■ REQUIREMENTS ■
Leave out any picture and return the remaining listing below exactly as given.
# # # # # # #
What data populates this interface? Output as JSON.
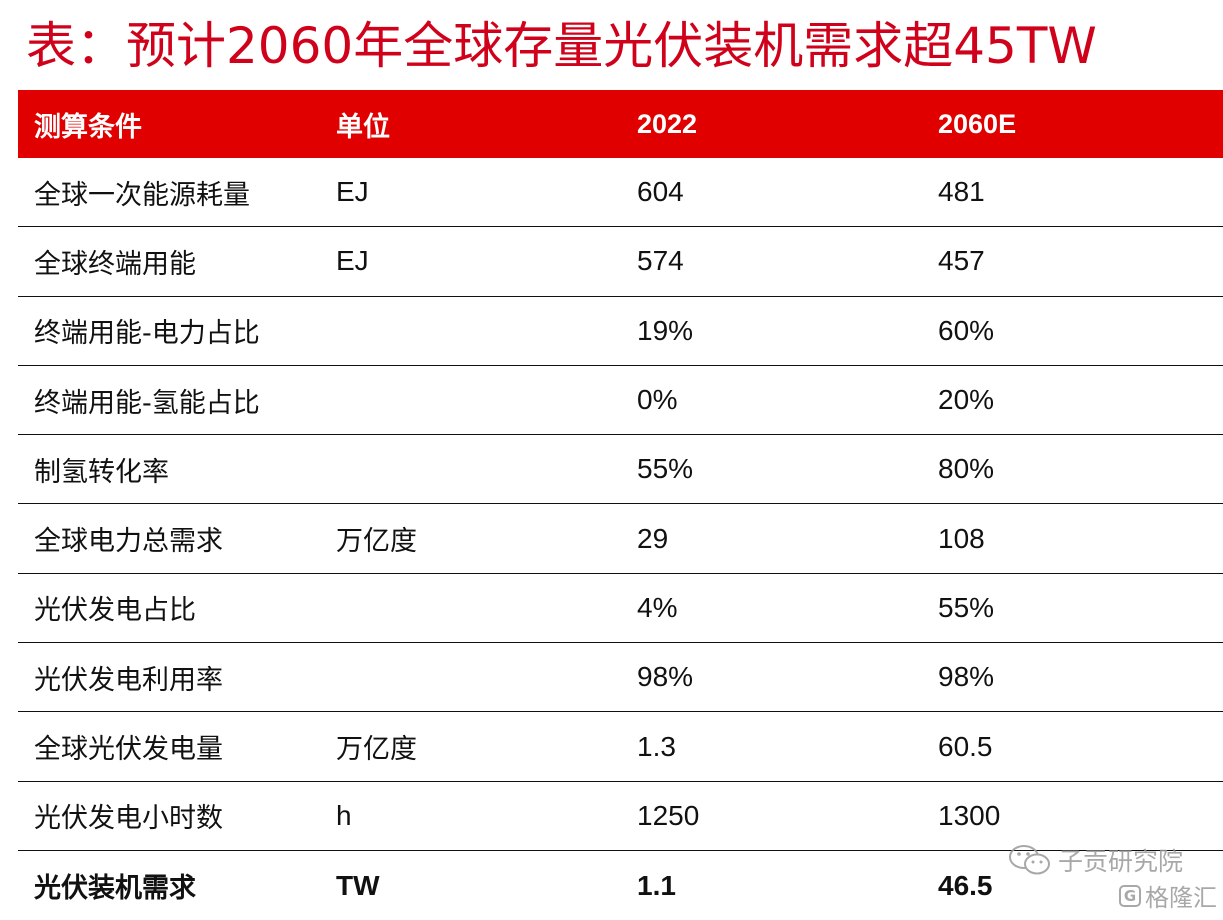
{
  "title": "表：预计2060年全球存量光伏装机需求超45TW",
  "table": {
    "headers": [
      "测算条件",
      "单位",
      "2022",
      "2060E"
    ],
    "rows": [
      {
        "label": "全球一次能源耗量",
        "unit": "EJ",
        "v2022": "604",
        "v2060": "481"
      },
      {
        "label": "全球终端用能",
        "unit": "EJ",
        "v2022": "574",
        "v2060": "457"
      },
      {
        "label": "终端用能-电力占比",
        "unit": "",
        "v2022": "19%",
        "v2060": "60%"
      },
      {
        "label": "终端用能-氢能占比",
        "unit": "",
        "v2022": "0%",
        "v2060": "20%"
      },
      {
        "label": "制氢转化率",
        "unit": "",
        "v2022": "55%",
        "v2060": "80%"
      },
      {
        "label": "全球电力总需求",
        "unit": "万亿度",
        "v2022": "29",
        "v2060": "108"
      },
      {
        "label": "光伏发电占比",
        "unit": "",
        "v2022": "4%",
        "v2060": "55%"
      },
      {
        "label": "光伏发电利用率",
        "unit": "",
        "v2022": "98%",
        "v2060": "98%"
      },
      {
        "label": "全球光伏发电量",
        "unit": "万亿度",
        "v2022": "1.3",
        "v2060": "60.5"
      },
      {
        "label": "光伏发电小时数",
        "unit": "h",
        "v2022": "1250",
        "v2060": "1300"
      },
      {
        "label": "光伏装机需求",
        "unit": "TW",
        "v2022": "1.1",
        "v2060": "46.5"
      }
    ]
  },
  "watermark": {
    "source": "子贡研究院",
    "brand": "格隆汇",
    "brand_icon": "G"
  }
}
# # # # # # #
■ SOLUTION ■
What data populates this interface? Output as JSON.
{
  "title": "表：预计2060年全球存量光伏装机需求超45TW",
  "table": {
    "headers": [
      "测算条件",
      "单位",
      "2022",
      "2060E"
    ],
    "rows": [
      {
        "label": "全球一次能源耗量",
        "unit": "EJ",
        "v2022": "604",
        "v2060": "481"
      },
      {
        "label": "全球终端用能",
        "unit": "EJ",
        "v2022": "574",
        "v2060": "457"
      },
      {
        "label": "终端用能-电力占比",
        "unit": "",
        "v2022": "19%",
        "v2060": "60%"
      },
      {
        "label": "终端用能-氢能占比",
        "unit": "",
        "v2022": "0%",
        "v2060": "20%"
      },
      {
        "label": "制氢转化率",
        "unit": "",
        "v2022": "55%",
        "v2060": "80%"
      },
      {
        "label": "全球电力总需求",
        "unit": "万亿度",
        "v2022": "29",
        "v2060": "108"
      },
      {
        "label": "光伏发电占比",
        "unit": "",
        "v2022": "4%",
        "v2060": "55%"
      },
      {
        "label": "光伏发电利用率",
        "unit": "",
        "v2022": "98%",
        "v2060": "98%"
      },
      {
        "label": "全球光伏发电量",
        "unit": "万亿度",
        "v2022": "1.3",
        "v2060": "60.5"
      },
      {
        "label": "光伏发电小时数",
        "unit": "h",
        "v2022": "1250",
        "v2060": "1300"
      },
      {
        "label": "光伏装机需求",
        "unit": "TW",
        "v2022": "1.1",
        "v2060": "46.5"
      }
    ]
  },
  "watermark": {
    "source": "子贡研究院",
    "brand": "格隆汇",
    "brand_icon": "G"
  }
}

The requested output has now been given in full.